— BEGIN —

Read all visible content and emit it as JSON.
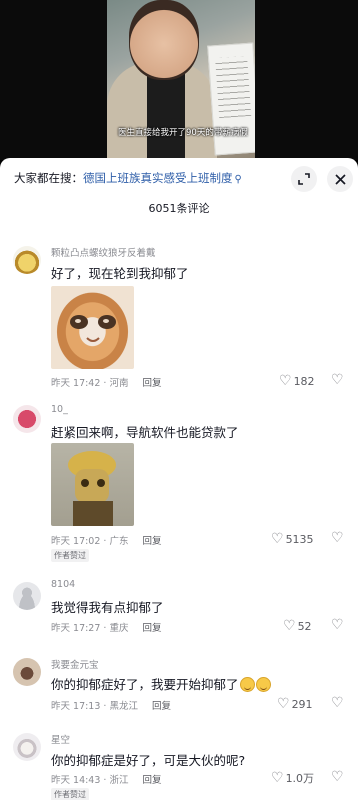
{
  "video": {
    "subtitle": "医生直接给我开了90天的带薪病假"
  },
  "header": {
    "search_prefix": "大家都在搜：",
    "search_link": "德国上班族真实感受上班制度",
    "search_icon": "search-icon",
    "expand_icon": "expand-icon",
    "close_icon": "close-icon",
    "count": "6051条评论"
  },
  "comments": [
    {
      "user": "颗粒凸点螺纹狼牙反着戴",
      "text": "好了，现在轮到我抑郁了",
      "time_loc": "昨天 17:42 · 河南",
      "reply": "回复",
      "likes": "182",
      "image": "crying-cat-meme"
    },
    {
      "user": "10_",
      "text": "赶紧回来啊，导航软件也能贷款了",
      "time_loc": "昨天 17:02 · 广东",
      "reply": "回复",
      "likes": "5135",
      "image": "figurine-meme",
      "author_tag": "作者赞过"
    },
    {
      "user": "8104",
      "text": "我觉得我有点抑郁了",
      "time_loc": "昨天 17:27 · 重庆",
      "reply": "回复",
      "likes": "52"
    },
    {
      "user": "我要金元宝",
      "text": "你的抑郁症好了，我要开始抑郁了",
      "time_loc": "昨天 17:13 · 黑龙江",
      "reply": "回复",
      "likes": "291"
    },
    {
      "user": "星空",
      "text": "你的抑郁症是好了，可是大伙的呢?",
      "time_loc": "昨天 14:43 · 浙江",
      "reply": "回复",
      "likes": "1.0万",
      "author_tag": "作者赞过"
    }
  ],
  "colors": {
    "link": "#2d5da8",
    "meta": "#8a8b91",
    "text": "#161823"
  }
}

— END —

> **Direction**
Repeat the entries exactly and keep the pictures out of the copy.

> **Exercise result**
Read all visible content and emit it as JSON.
{
  "video": {
    "subtitle": "医生直接给我开了90天的带薪病假"
  },
  "header": {
    "search_prefix": "大家都在搜：",
    "search_link": "德国上班族真实感受上班制度",
    "search_icon": "search-icon",
    "expand_icon": "expand-icon",
    "close_icon": "close-icon",
    "count": "6051条评论"
  },
  "comments": [
    {
      "user": "颗粒凸点螺纹狼牙反着戴",
      "text": "好了，现在轮到我抑郁了",
      "time_loc": "昨天 17:42 · 河南",
      "reply": "回复",
      "likes": "182",
      "image": "crying-cat-meme"
    },
    {
      "user": "10_",
      "text": "赶紧回来啊，导航软件也能贷款了",
      "time_loc": "昨天 17:02 · 广东",
      "reply": "回复",
      "likes": "5135",
      "image": "figurine-meme",
      "author_tag": "作者赞过"
    },
    {
      "user": "8104",
      "text": "我觉得我有点抑郁了",
      "time_loc": "昨天 17:27 · 重庆",
      "reply": "回复",
      "likes": "52"
    },
    {
      "user": "我要金元宝",
      "text": "你的抑郁症好了，我要开始抑郁了",
      "time_loc": "昨天 17:13 · 黑龙江",
      "reply": "回复",
      "likes": "291"
    },
    {
      "user": "星空",
      "text": "你的抑郁症是好了，可是大伙的呢?",
      "time_loc": "昨天 14:43 · 浙江",
      "reply": "回复",
      "likes": "1.0万",
      "author_tag": "作者赞过"
    }
  ],
  "colors": {
    "link": "#2d5da8",
    "meta": "#8a8b91",
    "text": "#161823"
  }
}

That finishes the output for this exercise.